------ Rows ------

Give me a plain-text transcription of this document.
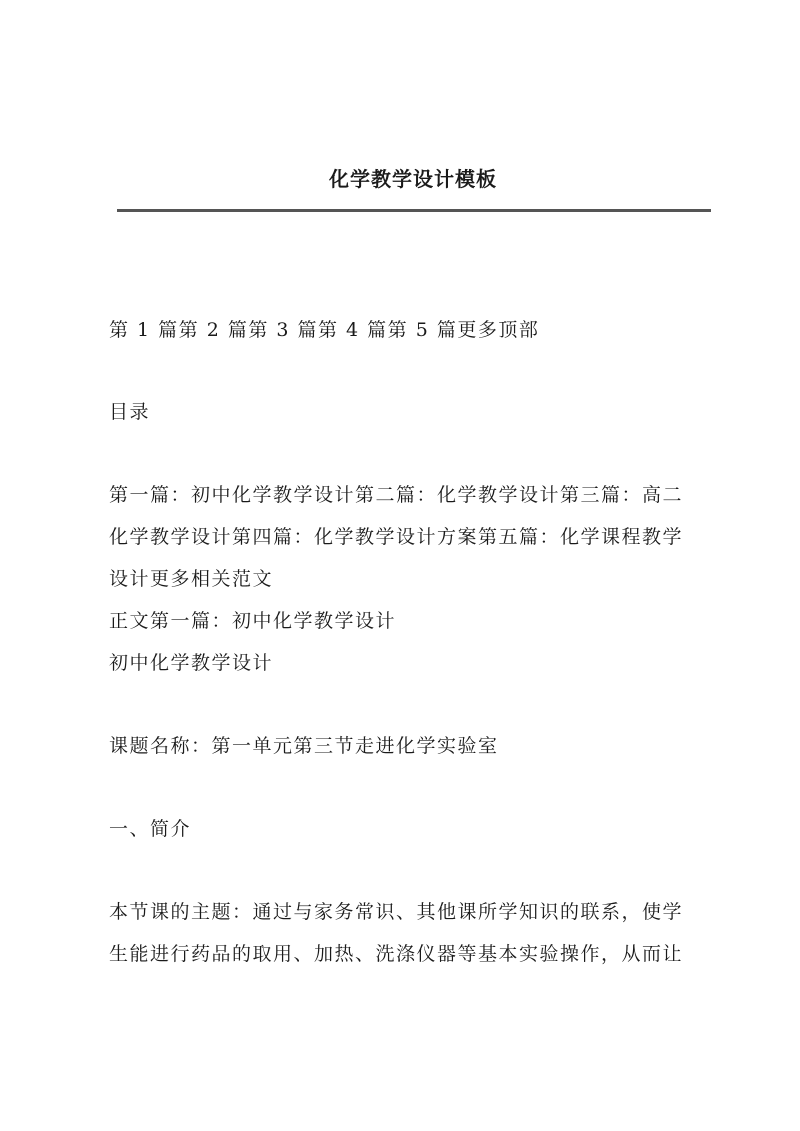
化学教学设计模板

第 1 篇第 2 篇第 3 篇第 4 篇第 5 篇更多顶部

目录

第一篇：初中化学教学设计第二篇：化学教学设计第三篇：高二
化学教学设计第四篇：化学教学设计方案第五篇：化学课程教学
设计更多相关范文

正文第一篇：初中化学教学设计

初中化学教学设计

课题名称：第一单元第三节走进化学实验室

一、简介

本节课的主题：通过与家务常识、其他课所学知识的联系，使学
生能进行药品的取用、加热、洗涤仪器等基本实验操作，从而让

------

The problem -
From the listing above, print every entry precisely and drop the pictures.

Solution to this problem -
Give me a plain-text transcription of this document.
化学教学设计模板

第 1 篇第 2 篇第 3 篇第 4 篇第 5 篇更多顶部

目录

第一篇：初中化学教学设计第二篇：化学教学设计第三篇：高二
化学教学设计第四篇：化学教学设计方案第五篇：化学课程教学
设计更多相关范文

正文第一篇：初中化学教学设计

初中化学教学设计

课题名称：第一单元第三节走进化学实验室

一、简介

本节课的主题：通过与家务常识、其他课所学知识的联系，使学
生能进行药品的取用、加热、洗涤仪器等基本实验操作，从而让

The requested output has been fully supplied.